_PROBLEM REQUIREMENTS_: Extract each line of the material that follows exactly and omit its pictures.

--- PROVIDED ENTRIES ---

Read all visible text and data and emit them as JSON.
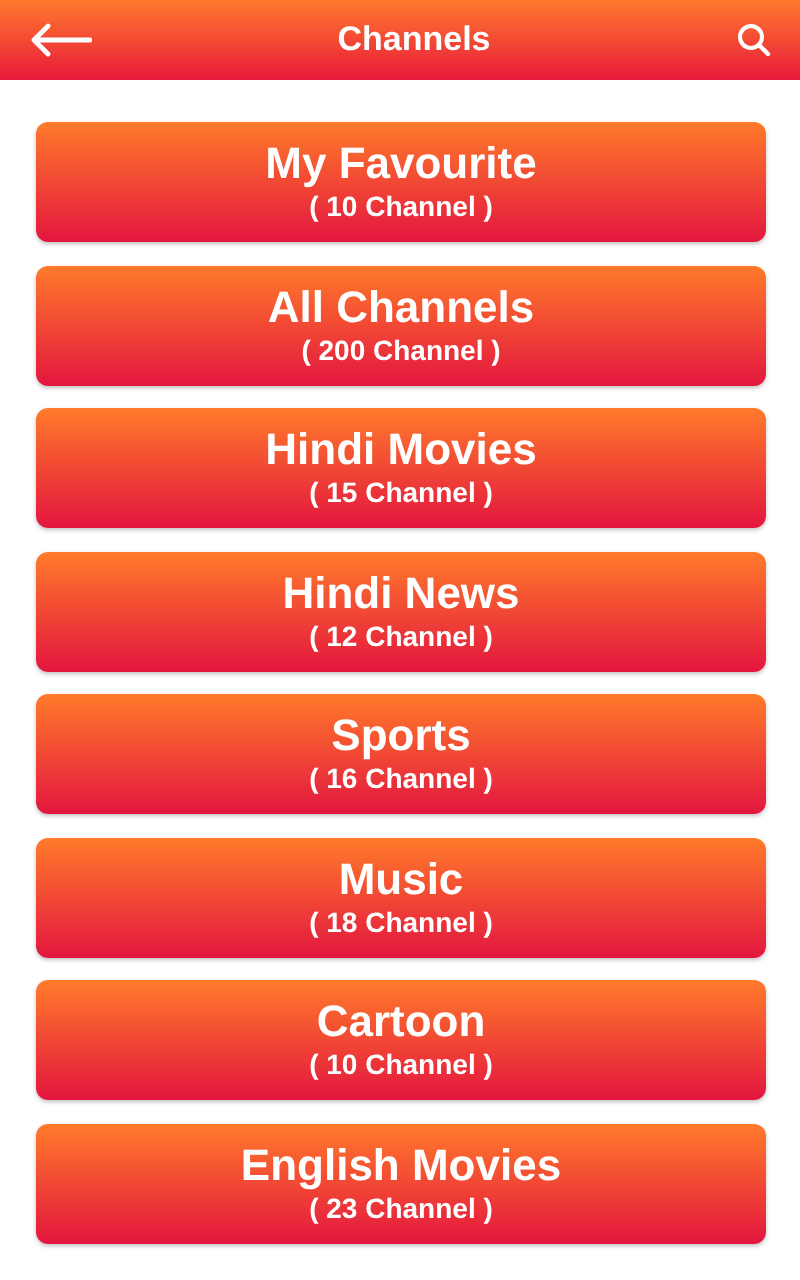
{
  "header": {
    "title": "Channels"
  },
  "categories": [
    {
      "name": "My Favourite",
      "count": "( 10 Channel )"
    },
    {
      "name": "All Channels",
      "count": "( 200 Channel )"
    },
    {
      "name": "Hindi Movies",
      "count": "( 15 Channel )"
    },
    {
      "name": "Hindi News",
      "count": "( 12 Channel )"
    },
    {
      "name": "Sports",
      "count": "( 16 Channel )"
    },
    {
      "name": "Music",
      "count": "( 18 Channel )"
    },
    {
      "name": "Cartoon",
      "count": "( 10 Channel )"
    },
    {
      "name": "English Movies",
      "count": "( 23 Channel )"
    }
  ]
}
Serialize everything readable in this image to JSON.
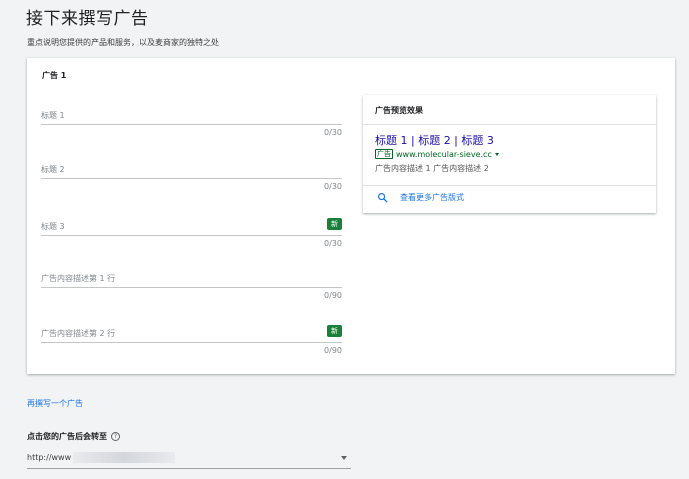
{
  "page": {
    "title": "接下来撰写广告",
    "subtitle": "重点说明您提供的产品和服务，以及麦商家的独特之处"
  },
  "ad": {
    "title": "广告 1",
    "fields": [
      {
        "label": "标题 1",
        "counter": "0/30",
        "badge": ""
      },
      {
        "label": "标题 2",
        "counter": "0/30",
        "badge": ""
      },
      {
        "label": "标题 3",
        "counter": "0/30",
        "badge": "新"
      },
      {
        "label": "广告内容描述第 1 行",
        "counter": "0/90",
        "badge": ""
      },
      {
        "label": "广告内容描述第 2 行",
        "counter": "0/90",
        "badge": "新"
      }
    ]
  },
  "preview": {
    "header": "广告预览效果",
    "headline": "标题 1 | 标题 2 | 标题 3",
    "ad_label": "广告",
    "display_url": "www.molecular-sieve.cc",
    "description": "广告内容描述 1 广告内容描述 2",
    "more_label": "查看更多广告版式"
  },
  "write_another": "再撰写一个广告",
  "destination": {
    "label": "点击您的广告后会转至",
    "help_icon": "?",
    "value": "http://www"
  },
  "colors": {
    "link_blue": "#1a73e8",
    "headline_blue": "#1a0dab",
    "green": "#188038"
  }
}
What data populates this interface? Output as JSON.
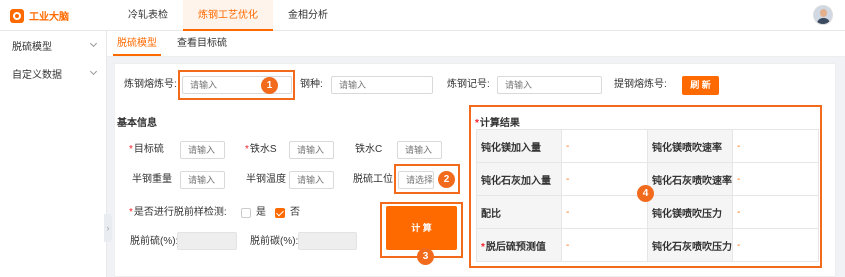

---

_OUTPUT_:
Read all visible text and data and emit them as JSON.
{
  "header": {
    "title": "Channels"
  },
  "categories": [
    {
      "name": "My Favourite",
      "count": "( 10 Channel )"
    },
    {
      "name": "All Channels",
      "count": "( 200 Channel )"
    },
    {
      "name": "Hindi Movies",
      "count": "( 15 Channel )"
    },
    {
      "name": "Hindi News",
      "count": "( 12 Channel )"
    },
    {
      "name": "Sports",
      "count": "( 16 Channel )"
    },
    {
      "name": "Music",
      "count": "( 18 Channel )"
    },
    {
      "name": "Cartoon",
      "count": "( 10 Channel )"
    },
    {
      "name": "English Movies",
      "count": "( 23 Channel )"
    }
  ]
}
Serialize everything readable in this image to JSON.
{
  "page": {
    "title": "接下来撰写广告",
    "subtitle": "重点说明您提供的产品和服务，以及麦商家的独特之处"
  },
  "ad": {
    "title": "广告 1",
    "fields": [
      {
        "label": "标题 1",
        "counter": "0/30",
        "badge": ""
      },
      {
        "label": "标题 2",
        "counter": "0/30",
        "badge": ""
      },
      {
        "label": "标题 3",
        "counter": "0/30",
        "badge": "新"
      },
      {
        "label": "广告内容描述第 1 行",
        "counter": "0/90",
        "badge": ""
      },
      {
        "label": "广告内容描述第 2 行",
        "counter": "0/90",
        "badge": "新"
      }
    ]
  },
  "preview": {
    "header": "广告预览效果",
    "headline": "标题 1 | 标题 2 | 标题 3",
    "ad_label": "广告",
    "display_url": "www.molecular-sieve.cc",
    "description": "广告内容描述 1 广告内容描述 2",
    "more_label": "查看更多广告版式"
  },
  "write_another": "再撰写一个广告",
  "destination": {
    "label": "点击您的广告后会转至",
    "help_icon": "?",
    "value": "http://www"
  },
  "colors": {
    "link_blue": "#1a73e8",
    "headline_blue": "#1a0dab",
    "green": "#188038"
  }
}
What data populates this interface? Output as JSON.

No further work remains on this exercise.